* _Required work_:
Copy every line that contains the string "Digital" from the entries below.
---------- Data to use ----------
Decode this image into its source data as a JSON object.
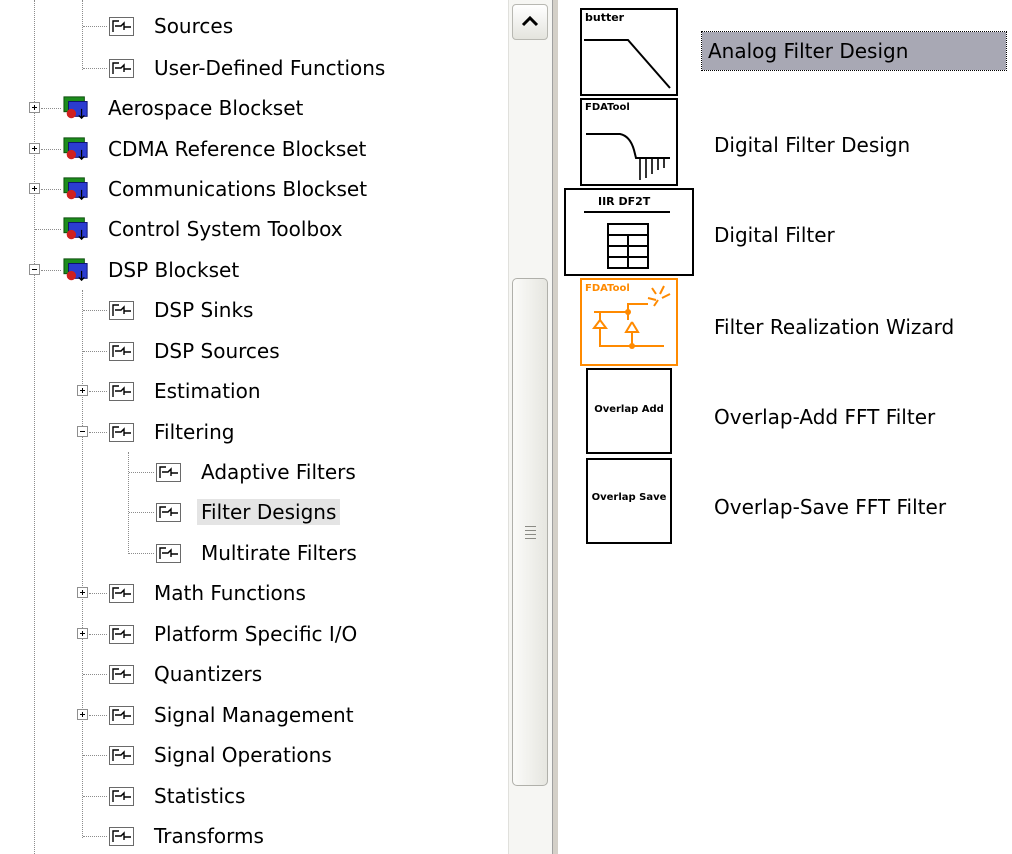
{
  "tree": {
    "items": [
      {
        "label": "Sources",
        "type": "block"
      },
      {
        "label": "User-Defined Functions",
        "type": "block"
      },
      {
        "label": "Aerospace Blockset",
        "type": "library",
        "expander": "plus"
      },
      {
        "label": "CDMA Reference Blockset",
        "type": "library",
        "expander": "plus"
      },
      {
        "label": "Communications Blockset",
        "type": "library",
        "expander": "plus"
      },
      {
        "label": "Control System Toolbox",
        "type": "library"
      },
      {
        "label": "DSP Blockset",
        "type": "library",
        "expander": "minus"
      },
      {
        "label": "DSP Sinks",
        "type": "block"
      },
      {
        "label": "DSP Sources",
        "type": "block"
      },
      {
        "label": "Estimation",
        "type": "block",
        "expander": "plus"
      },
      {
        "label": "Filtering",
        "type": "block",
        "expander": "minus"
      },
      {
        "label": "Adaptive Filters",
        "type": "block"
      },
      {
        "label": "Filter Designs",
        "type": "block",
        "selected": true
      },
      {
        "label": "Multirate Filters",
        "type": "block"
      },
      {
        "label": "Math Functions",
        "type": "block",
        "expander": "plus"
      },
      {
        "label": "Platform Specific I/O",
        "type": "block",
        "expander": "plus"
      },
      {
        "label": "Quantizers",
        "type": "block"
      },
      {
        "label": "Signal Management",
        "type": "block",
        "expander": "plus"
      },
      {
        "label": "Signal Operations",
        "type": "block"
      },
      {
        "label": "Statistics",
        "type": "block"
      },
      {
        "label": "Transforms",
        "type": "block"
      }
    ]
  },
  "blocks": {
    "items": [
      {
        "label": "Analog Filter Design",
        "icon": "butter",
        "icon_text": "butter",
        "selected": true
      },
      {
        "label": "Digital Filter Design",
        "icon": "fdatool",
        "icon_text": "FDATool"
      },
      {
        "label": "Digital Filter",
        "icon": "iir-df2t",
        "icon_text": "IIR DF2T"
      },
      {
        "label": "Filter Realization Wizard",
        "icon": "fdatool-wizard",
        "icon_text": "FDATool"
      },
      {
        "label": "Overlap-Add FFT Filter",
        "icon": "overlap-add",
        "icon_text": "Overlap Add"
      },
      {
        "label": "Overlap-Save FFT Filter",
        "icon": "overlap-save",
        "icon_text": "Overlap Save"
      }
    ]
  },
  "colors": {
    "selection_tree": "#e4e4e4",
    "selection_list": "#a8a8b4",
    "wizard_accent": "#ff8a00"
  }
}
----------
* _Full answer_:
        "label": "Digital Filter Design",
        "label": "Digital Filter",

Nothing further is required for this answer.